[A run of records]
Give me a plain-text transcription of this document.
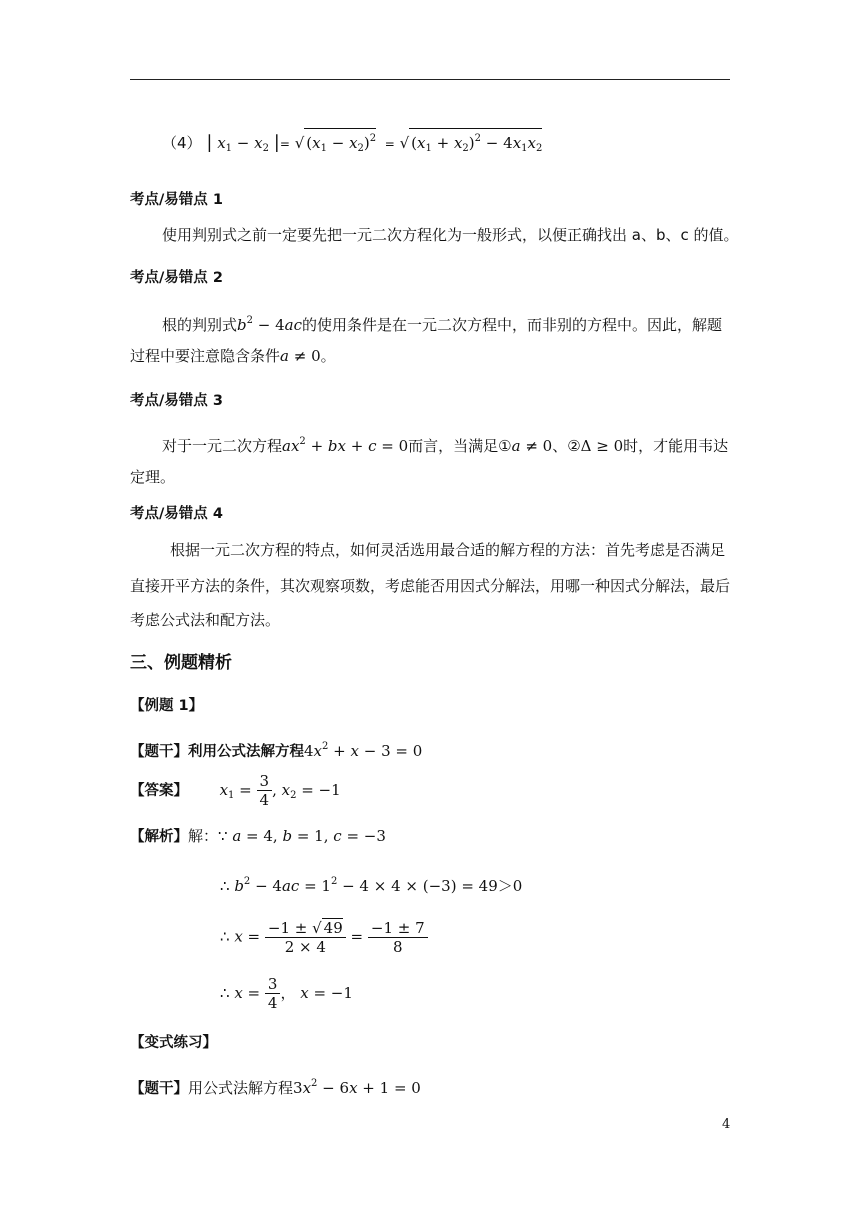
（4） | $x_1 - x_2$ |= √ $(x_1 - x_2)^2$  = √ $(x_1 + x_2)^2 - 4x_1x_2$
考点/易错点 1
使用判别式之前一定要先把一元二次方程化为一般形式，以便正确找出 a、b、c 的值。
考点/易错点 2
根的判别式$b^2 - 4ac$的使用条件是在一元二次方程中，而非别的方程中。因此，解题
过程中要注意隐含条件a ≠ 0。
考点/易错点 3
对于一元二次方程$ax^2$ + bx + c = 0而言，当满足①a ≠ 0、②Δ ≥ 0时，才能用韦达
定理。
考点/易错点 4
根据一元二次方程的特点，如何灵活选用最合适的解方程的方法：首先考虑是否满足
直接开平方法的条件，其次观察项数，考虑能否用因式分解法，用哪一种因式分解法，最后
考虑公式法和配方法。
三、例题精析
【例题 1】
【题干】利用公式法解方程$4x^2 + x - 3 = 0$
【答案】 $x_1 = \frac{3}{4}$ , $x_2 = -1$
【解析】解：∵ a = 4, b = 1, c = −3
∴ $b^2 - 4ac = 1^2 - 4 \times 4 \times (-3) = 49>0$
∴ $x = \frac{-1 \pm √ 49}{2 \times 4} = \frac{-1 \pm 7}{8}$
∴ $x = \frac{3}{4}$ ， x = −1
【变式练习】
【题干】用公式法解方程$3x^2 - 6x + 1 = 0$
4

== Task statement ==
The records shown above are to be repeated exactly, with the pictures left out.

== Problem solution ==
Give me a plain-text transcription of this document.
（4） | $x_1 - x_2$ |= √ $(x_1 - x_2)^2$  = √ $(x_1 + x_2)^2 - 4x_1x_2$
考点/易错点 1
使用判别式之前一定要先把一元二次方程化为一般形式，以便正确找出 a、b、c 的值。
考点/易错点 2
根的判别式$b^2 - 4ac$的使用条件是在一元二次方程中，而非别的方程中。因此，解题
过程中要注意隐含条件a ≠ 0。
考点/易错点 3
对于一元二次方程$ax^2$ + bx + c = 0而言，当满足①a ≠ 0、②Δ ≥ 0时，才能用韦达
定理。
考点/易错点 4
根据一元二次方程的特点，如何灵活选用最合适的解方程的方法：首先考虑是否满足
直接开平方法的条件，其次观察项数，考虑能否用因式分解法，用哪一种因式分解法，最后
考虑公式法和配方法。
三、例题精析
【例题 1】
【题干】利用公式法解方程$4x^2 + x - 3 = 0$
【答案】 $x_1 = \frac{3}{4}$ , $x_2 = -1$
【解析】解：∵ a = 4, b = 1, c = −3
∴ $b^2 - 4ac = 1^2 - 4 \times 4 \times (-3) = 49>0$
∴ $x = \frac{-1 \pm √ 49}{2 \times 4} = \frac{-1 \pm 7}{8}$
∴ $x = \frac{3}{4}$ ， x = −1
【变式练习】
【题干】用公式法解方程$3x^2 - 6x + 1 = 0$
4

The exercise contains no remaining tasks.